The most straightforward approach I can imagine is to reach for the documentation of the Common Lisp implementation you are currently using and to use the API provided by this implementation. I dare you not to do that! It's definitely the easiest thing to do at first, but mind the consequences. You lock yourself, and your users in the implementation you prefer. What if you want to run it on the JVM or to make it a shared library? Nope, you're locked-in.

"What can I do then?" – you may ask. Before I answer this question, I'll tell you how many people do it (or did it in the past) – they used read-time conditionals directly in the code. Something like the following:

(defun my-baz ()
  #+sbcl                        (sb-foo:do-baz-thing 'quux)
  #+ccl                         (ccl:baz-thing       'quux)
  #+(and ecl :baz-thing)        (ext:baz             'quux)
  #+abcl                        (ext:baz             'quux)
  #+(and clisp :built-with-baz) (ext:baz-thingie     'quux)
  #-(or sbcl ccl ecl abcl clisp)
  (error "Your implementation isn't supported. Fix me!"))

If the creator felt more fancy and had some extra time, they put it in the package my-app-compat. It's all great, now your application works on all supported implementations. If somebody wants theirs implementation to work, send the creator a patch, who incorporates it into the code and voila, everything works as desired.

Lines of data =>

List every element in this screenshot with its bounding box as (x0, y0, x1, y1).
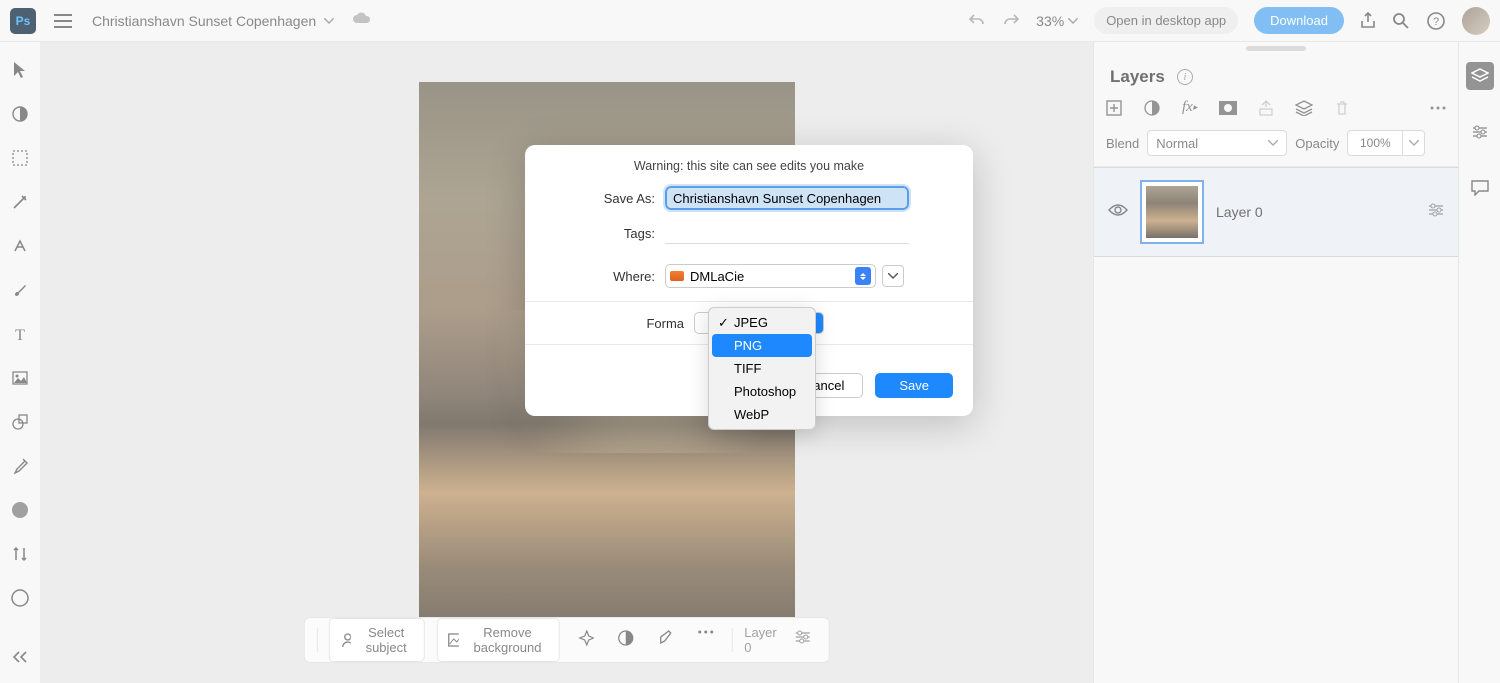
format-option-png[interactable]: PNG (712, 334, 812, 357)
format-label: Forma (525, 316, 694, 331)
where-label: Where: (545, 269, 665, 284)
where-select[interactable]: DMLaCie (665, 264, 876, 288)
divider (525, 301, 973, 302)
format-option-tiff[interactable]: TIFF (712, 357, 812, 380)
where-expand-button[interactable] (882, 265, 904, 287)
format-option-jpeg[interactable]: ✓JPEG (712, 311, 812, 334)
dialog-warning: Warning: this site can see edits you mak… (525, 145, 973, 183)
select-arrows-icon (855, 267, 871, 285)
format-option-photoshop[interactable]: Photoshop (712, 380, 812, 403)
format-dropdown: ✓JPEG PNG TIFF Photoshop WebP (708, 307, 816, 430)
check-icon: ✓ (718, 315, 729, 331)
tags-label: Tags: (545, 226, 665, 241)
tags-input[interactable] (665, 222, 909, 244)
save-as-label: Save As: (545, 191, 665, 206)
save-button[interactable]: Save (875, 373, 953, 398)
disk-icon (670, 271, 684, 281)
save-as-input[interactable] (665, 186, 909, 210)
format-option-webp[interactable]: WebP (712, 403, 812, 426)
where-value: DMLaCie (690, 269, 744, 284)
...
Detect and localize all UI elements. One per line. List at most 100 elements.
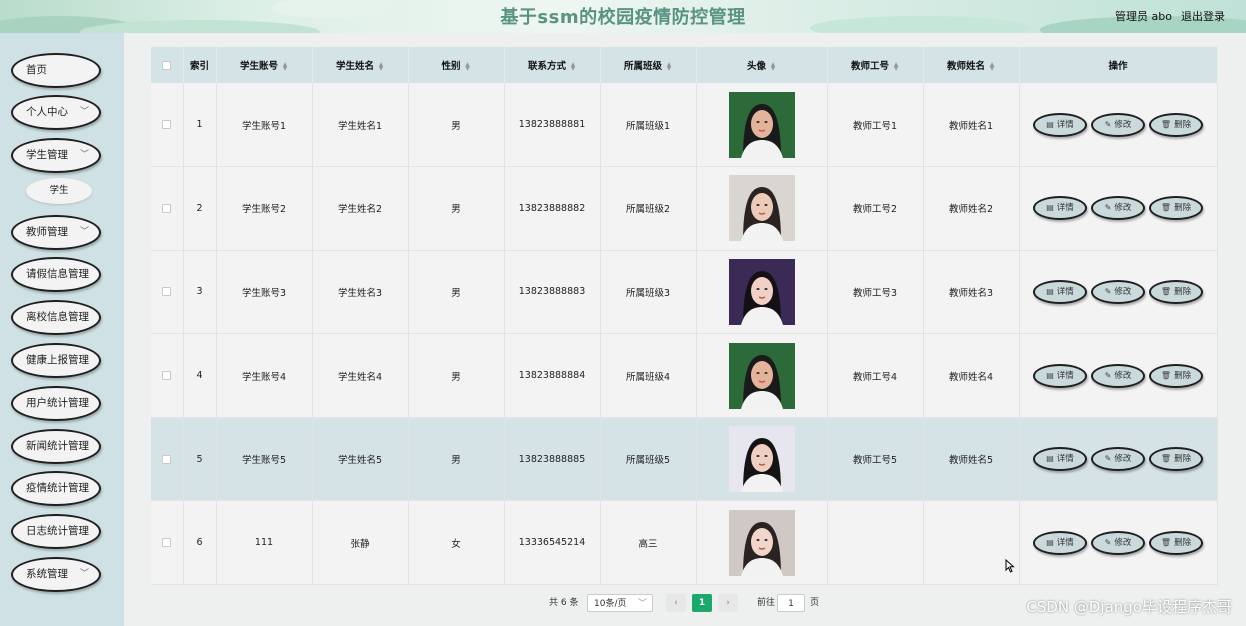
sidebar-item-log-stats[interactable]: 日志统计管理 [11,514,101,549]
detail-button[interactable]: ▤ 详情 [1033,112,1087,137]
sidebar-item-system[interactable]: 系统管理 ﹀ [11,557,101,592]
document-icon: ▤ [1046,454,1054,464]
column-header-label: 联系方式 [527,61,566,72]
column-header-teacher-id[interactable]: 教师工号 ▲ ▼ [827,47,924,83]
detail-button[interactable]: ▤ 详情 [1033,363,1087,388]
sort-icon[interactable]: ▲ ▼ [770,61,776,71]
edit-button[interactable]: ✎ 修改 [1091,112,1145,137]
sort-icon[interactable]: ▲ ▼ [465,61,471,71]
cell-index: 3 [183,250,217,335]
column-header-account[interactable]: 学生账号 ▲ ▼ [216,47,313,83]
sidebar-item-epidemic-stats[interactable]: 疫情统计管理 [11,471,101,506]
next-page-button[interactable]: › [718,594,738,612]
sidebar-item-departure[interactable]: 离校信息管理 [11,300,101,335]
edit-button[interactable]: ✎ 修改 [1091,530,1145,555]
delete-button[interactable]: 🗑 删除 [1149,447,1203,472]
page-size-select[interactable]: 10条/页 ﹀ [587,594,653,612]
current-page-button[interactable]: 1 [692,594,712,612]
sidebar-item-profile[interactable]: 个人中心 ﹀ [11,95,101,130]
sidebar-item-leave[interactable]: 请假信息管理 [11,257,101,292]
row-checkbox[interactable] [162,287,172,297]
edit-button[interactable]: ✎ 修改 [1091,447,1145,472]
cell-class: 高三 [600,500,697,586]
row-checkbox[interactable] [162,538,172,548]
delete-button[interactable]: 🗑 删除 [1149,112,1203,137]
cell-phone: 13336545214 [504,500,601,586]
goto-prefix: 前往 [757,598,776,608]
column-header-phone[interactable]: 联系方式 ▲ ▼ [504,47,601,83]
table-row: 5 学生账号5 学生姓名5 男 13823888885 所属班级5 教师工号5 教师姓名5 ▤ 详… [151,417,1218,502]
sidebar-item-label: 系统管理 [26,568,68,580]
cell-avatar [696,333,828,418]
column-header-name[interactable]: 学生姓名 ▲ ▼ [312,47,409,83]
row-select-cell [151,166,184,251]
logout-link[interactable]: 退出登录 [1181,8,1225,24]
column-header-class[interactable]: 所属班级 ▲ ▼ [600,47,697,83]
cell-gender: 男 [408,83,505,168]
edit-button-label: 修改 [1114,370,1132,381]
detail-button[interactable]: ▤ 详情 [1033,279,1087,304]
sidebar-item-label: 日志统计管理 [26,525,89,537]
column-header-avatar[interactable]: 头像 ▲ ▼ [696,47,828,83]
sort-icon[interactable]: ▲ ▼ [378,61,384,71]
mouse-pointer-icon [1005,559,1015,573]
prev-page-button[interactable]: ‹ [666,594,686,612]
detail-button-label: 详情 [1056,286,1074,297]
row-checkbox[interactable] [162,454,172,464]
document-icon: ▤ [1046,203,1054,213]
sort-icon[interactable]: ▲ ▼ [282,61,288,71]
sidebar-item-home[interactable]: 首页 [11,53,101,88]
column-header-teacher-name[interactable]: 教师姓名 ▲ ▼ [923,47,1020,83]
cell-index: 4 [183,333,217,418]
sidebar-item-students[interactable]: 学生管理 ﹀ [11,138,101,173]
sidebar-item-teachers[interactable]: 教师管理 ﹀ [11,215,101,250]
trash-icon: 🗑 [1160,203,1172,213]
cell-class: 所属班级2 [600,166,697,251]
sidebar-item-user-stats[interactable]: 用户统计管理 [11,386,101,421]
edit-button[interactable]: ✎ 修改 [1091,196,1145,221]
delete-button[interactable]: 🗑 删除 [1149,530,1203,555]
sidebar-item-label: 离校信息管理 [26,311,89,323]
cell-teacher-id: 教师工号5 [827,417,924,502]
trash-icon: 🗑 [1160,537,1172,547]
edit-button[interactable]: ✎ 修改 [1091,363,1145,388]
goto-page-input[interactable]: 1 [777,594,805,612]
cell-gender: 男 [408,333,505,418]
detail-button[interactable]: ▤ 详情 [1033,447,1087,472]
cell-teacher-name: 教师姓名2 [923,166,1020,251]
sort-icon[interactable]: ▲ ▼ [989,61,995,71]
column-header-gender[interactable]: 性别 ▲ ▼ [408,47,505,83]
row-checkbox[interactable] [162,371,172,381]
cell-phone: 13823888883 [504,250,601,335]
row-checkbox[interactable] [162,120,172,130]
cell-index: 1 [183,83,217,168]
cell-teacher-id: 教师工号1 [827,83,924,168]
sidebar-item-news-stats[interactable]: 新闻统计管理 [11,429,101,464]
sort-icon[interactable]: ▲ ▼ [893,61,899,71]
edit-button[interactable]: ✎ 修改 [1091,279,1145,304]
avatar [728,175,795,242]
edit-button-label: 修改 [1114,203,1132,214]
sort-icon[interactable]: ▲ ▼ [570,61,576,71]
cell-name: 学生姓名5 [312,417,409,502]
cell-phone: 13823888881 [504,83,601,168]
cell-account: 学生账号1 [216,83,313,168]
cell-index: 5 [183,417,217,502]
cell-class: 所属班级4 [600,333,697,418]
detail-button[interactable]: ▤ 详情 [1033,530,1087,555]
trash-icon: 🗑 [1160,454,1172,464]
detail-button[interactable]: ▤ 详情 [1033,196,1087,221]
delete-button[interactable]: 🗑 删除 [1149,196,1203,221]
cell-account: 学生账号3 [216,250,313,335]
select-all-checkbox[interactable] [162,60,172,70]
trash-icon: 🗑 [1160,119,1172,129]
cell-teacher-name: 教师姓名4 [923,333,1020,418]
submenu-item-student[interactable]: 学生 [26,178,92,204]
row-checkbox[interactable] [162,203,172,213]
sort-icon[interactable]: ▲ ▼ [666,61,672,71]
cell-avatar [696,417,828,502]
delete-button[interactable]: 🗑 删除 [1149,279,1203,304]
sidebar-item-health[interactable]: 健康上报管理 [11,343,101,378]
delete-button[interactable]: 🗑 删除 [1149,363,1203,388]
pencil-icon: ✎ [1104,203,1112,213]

Task instructions =>
(a) Condense the paragraph of the Common Lisp portability passage that begins "The most straightforward approach I can imagine" into a shorter version that retains its main facts.
(b) Set down the stretch of the Common Lisp portability passage from "(defun my-baz ()" through "ecl abcl clisp)".

Responses to the tasks =>
(a) The simplest approach is to consult the documentation of one's current Common Lisp implementation and use the API it provides. The writer urges against this. Although it is the easiest option at first, it locks both the developer and the users into the preferred implementation. As a result, running the code on the JVM or building it as a shared library is no longer possible.

(b)
(defun my-baz ()
  #+sbcl                        (sb-foo:do-baz-thing 'quux)
  #+ccl                         (ccl:baz-thing       'quux)
  #+(and ecl :baz-thing)        (ext:baz             'quux)
  #+abcl                        (ext:baz             'quux)
  #+(and clisp :built-with-baz) (ext:baz-thingie     'quux)
  #-(or sbcl ccl ecl abcl clisp)